Given instruction:
In the records below, find each line with the word "index" and copy it.

Data lines:

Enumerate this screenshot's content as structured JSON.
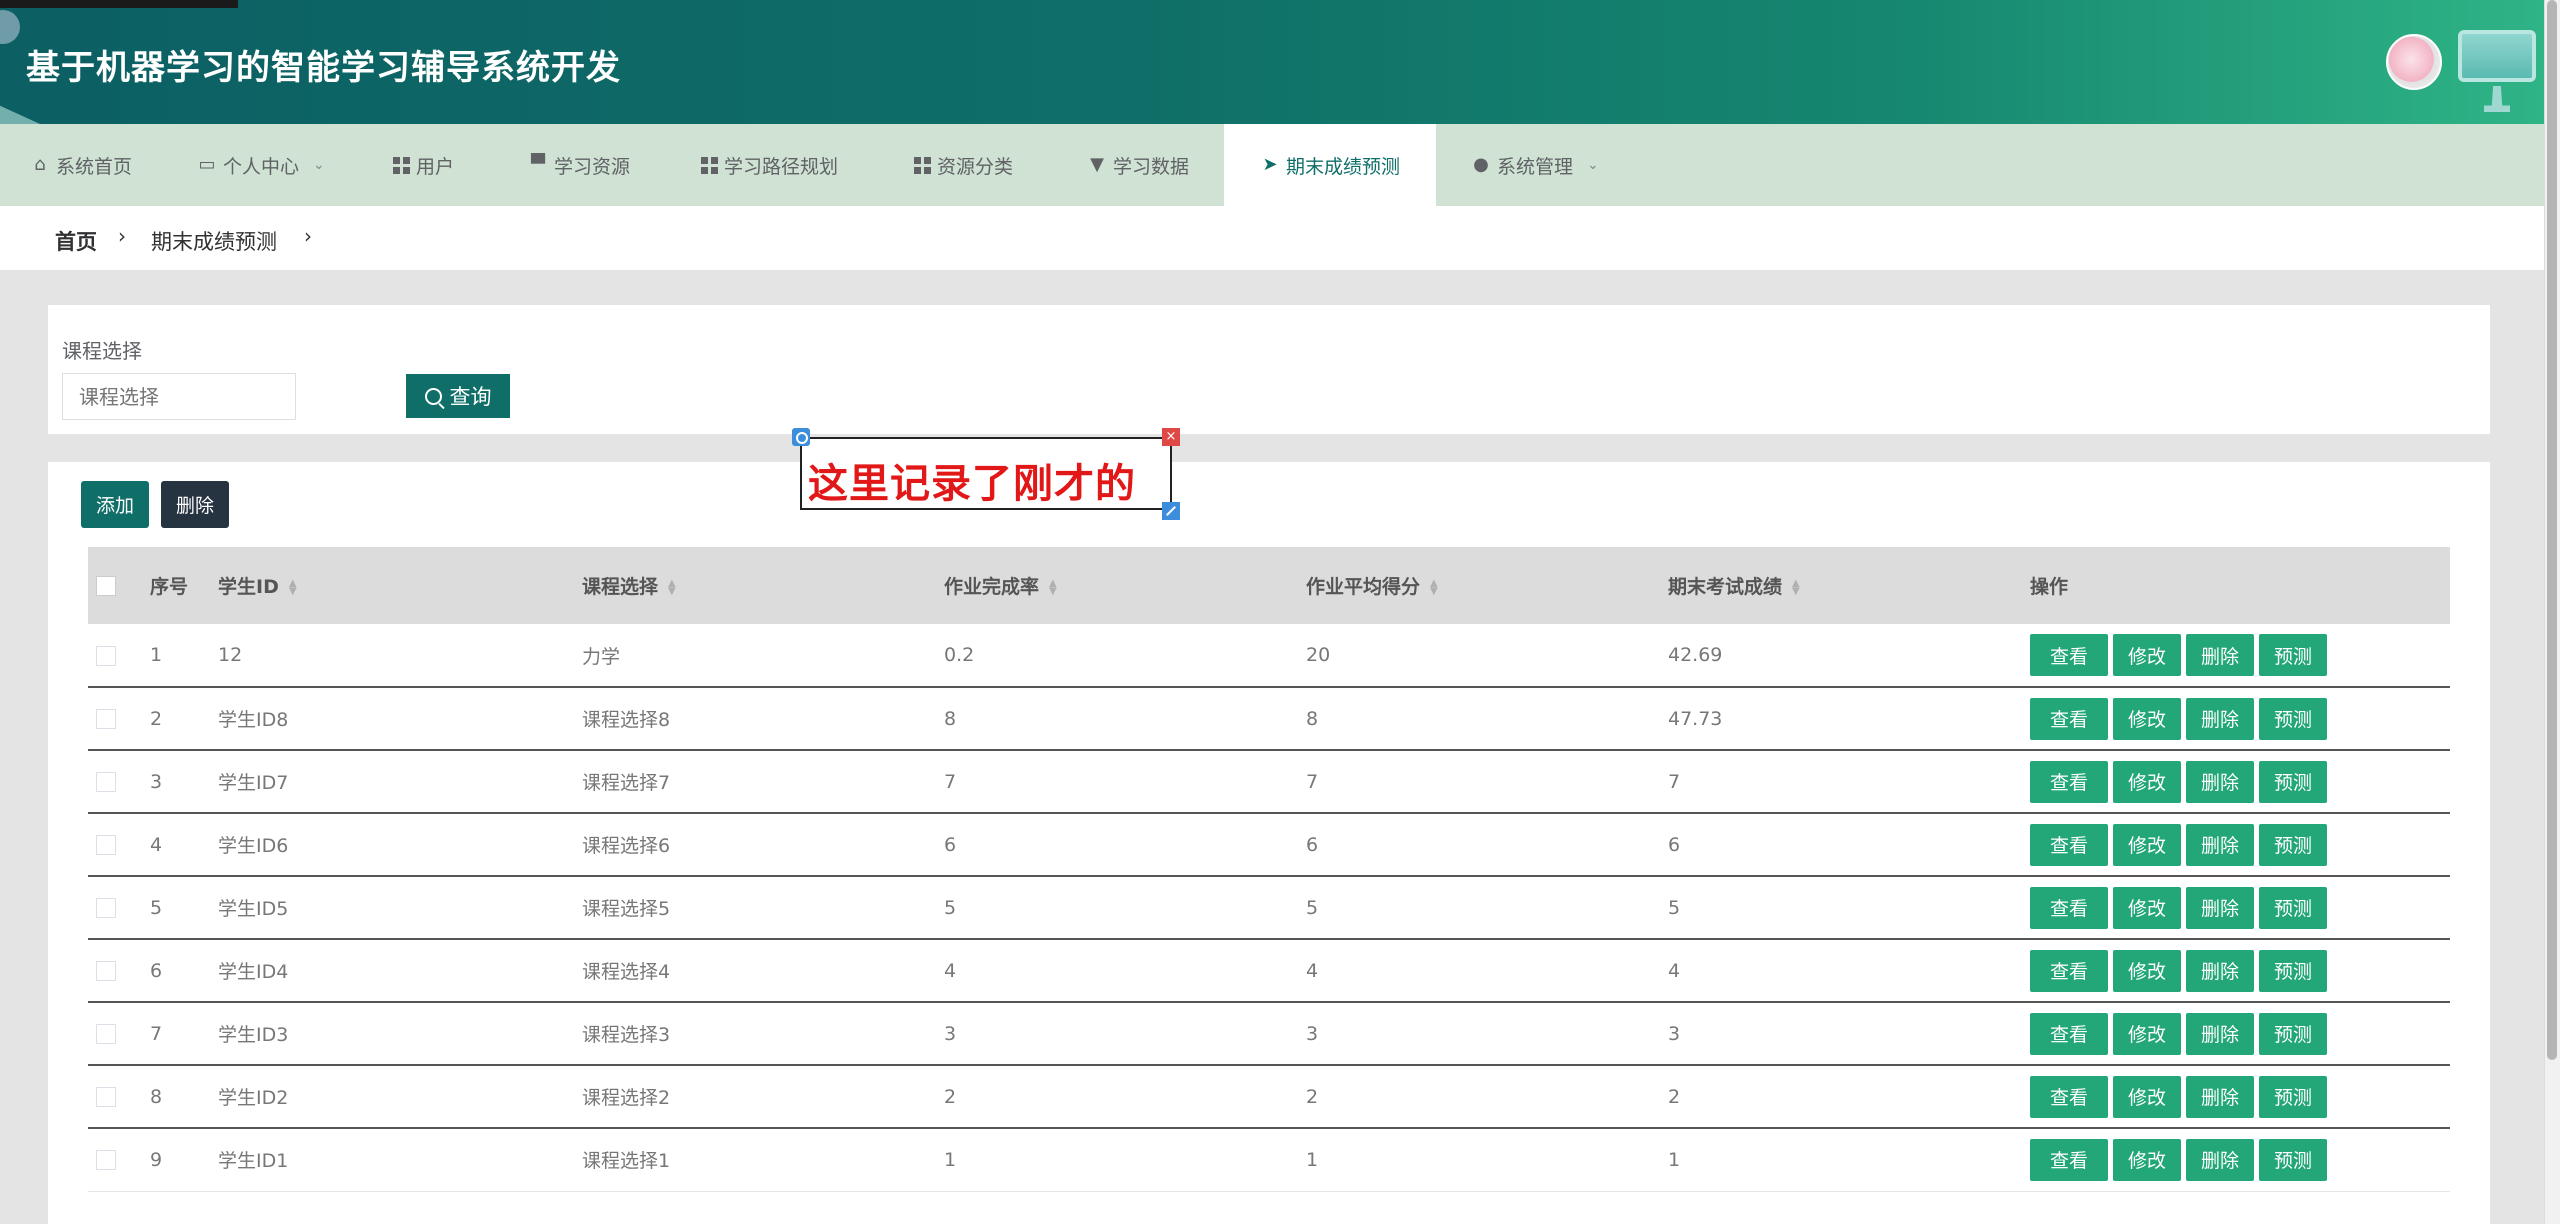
{
  "app": {
    "title": "基于机器学习的智能学习辅导系统开发"
  },
  "nav": {
    "items": [
      {
        "label": "系统首页",
        "icon": "home-icon",
        "active": false,
        "dropdown": false
      },
      {
        "label": "个人中心",
        "icon": "card-icon",
        "active": false,
        "dropdown": true
      },
      {
        "label": "用户",
        "icon": "grid-icon",
        "active": false,
        "dropdown": false
      },
      {
        "label": "学习资源",
        "icon": "inbox-icon",
        "active": false,
        "dropdown": false
      },
      {
        "label": "学习路径规划",
        "icon": "grid-icon",
        "active": false,
        "dropdown": false
      },
      {
        "label": "资源分类",
        "icon": "grid-icon",
        "active": false,
        "dropdown": false
      },
      {
        "label": "学习数据",
        "icon": "stamp-icon",
        "active": false,
        "dropdown": false
      },
      {
        "label": "期末成绩预测",
        "icon": "send-icon",
        "active": true,
        "dropdown": false
      },
      {
        "label": "系统管理",
        "icon": "user-icon",
        "active": false,
        "dropdown": true
      }
    ]
  },
  "breadcrumb": {
    "home": "首页",
    "current": "期末成绩预测",
    "separator": "›"
  },
  "search": {
    "label": "课程选择",
    "placeholder": "课程选择",
    "query_label": "查询"
  },
  "toolbar": {
    "add_label": "添加",
    "delete_label": "删除"
  },
  "overlay": {
    "text": "这里记录了刚才的",
    "close_glyph": "×"
  },
  "table": {
    "headers": {
      "index": "序号",
      "student_id": "学生ID",
      "course": "课程选择",
      "completion_rate": "作业完成率",
      "avg_score": "作业平均得分",
      "final_score": "期末考试成绩",
      "actions": "操作"
    },
    "rows": [
      {
        "index": "1",
        "student_id": "12",
        "course": "力学",
        "completion_rate": "0.2",
        "avg_score": "20",
        "final_score": "42.69"
      },
      {
        "index": "2",
        "student_id": "学生ID8",
        "course": "课程选择8",
        "completion_rate": "8",
        "avg_score": "8",
        "final_score": "47.73"
      },
      {
        "index": "3",
        "student_id": "学生ID7",
        "course": "课程选择7",
        "completion_rate": "7",
        "avg_score": "7",
        "final_score": "7"
      },
      {
        "index": "4",
        "student_id": "学生ID6",
        "course": "课程选择6",
        "completion_rate": "6",
        "avg_score": "6",
        "final_score": "6"
      },
      {
        "index": "5",
        "student_id": "学生ID5",
        "course": "课程选择5",
        "completion_rate": "5",
        "avg_score": "5",
        "final_score": "5"
      },
      {
        "index": "6",
        "student_id": "学生ID4",
        "course": "课程选择4",
        "completion_rate": "4",
        "avg_score": "4",
        "final_score": "4"
      },
      {
        "index": "7",
        "student_id": "学生ID3",
        "course": "课程选择3",
        "completion_rate": "3",
        "avg_score": "3",
        "final_score": "3"
      },
      {
        "index": "8",
        "student_id": "学生ID2",
        "course": "课程选择2",
        "completion_rate": "2",
        "avg_score": "2",
        "final_score": "2"
      },
      {
        "index": "9",
        "student_id": "学生ID1",
        "course": "课程选择1",
        "completion_rate": "1",
        "avg_score": "1",
        "final_score": "1"
      }
    ],
    "row_actions": {
      "view": "查看",
      "edit": "修改",
      "delete": "删除",
      "predict": "预测"
    }
  },
  "colors": {
    "primary": "#0f6f68",
    "action_button": "#23a778",
    "delete_button": "#263442",
    "nav_bg": "#cfe2d4",
    "overlay_text": "#e21818"
  }
}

Result of this exercise:
      "index": "序号",
        "index": "1",
        "index": "2",
        "index": "3",
        "index": "4",
        "index": "5",
        "index": "6",
        "index": "7",
        "index": "8",
        "index": "9",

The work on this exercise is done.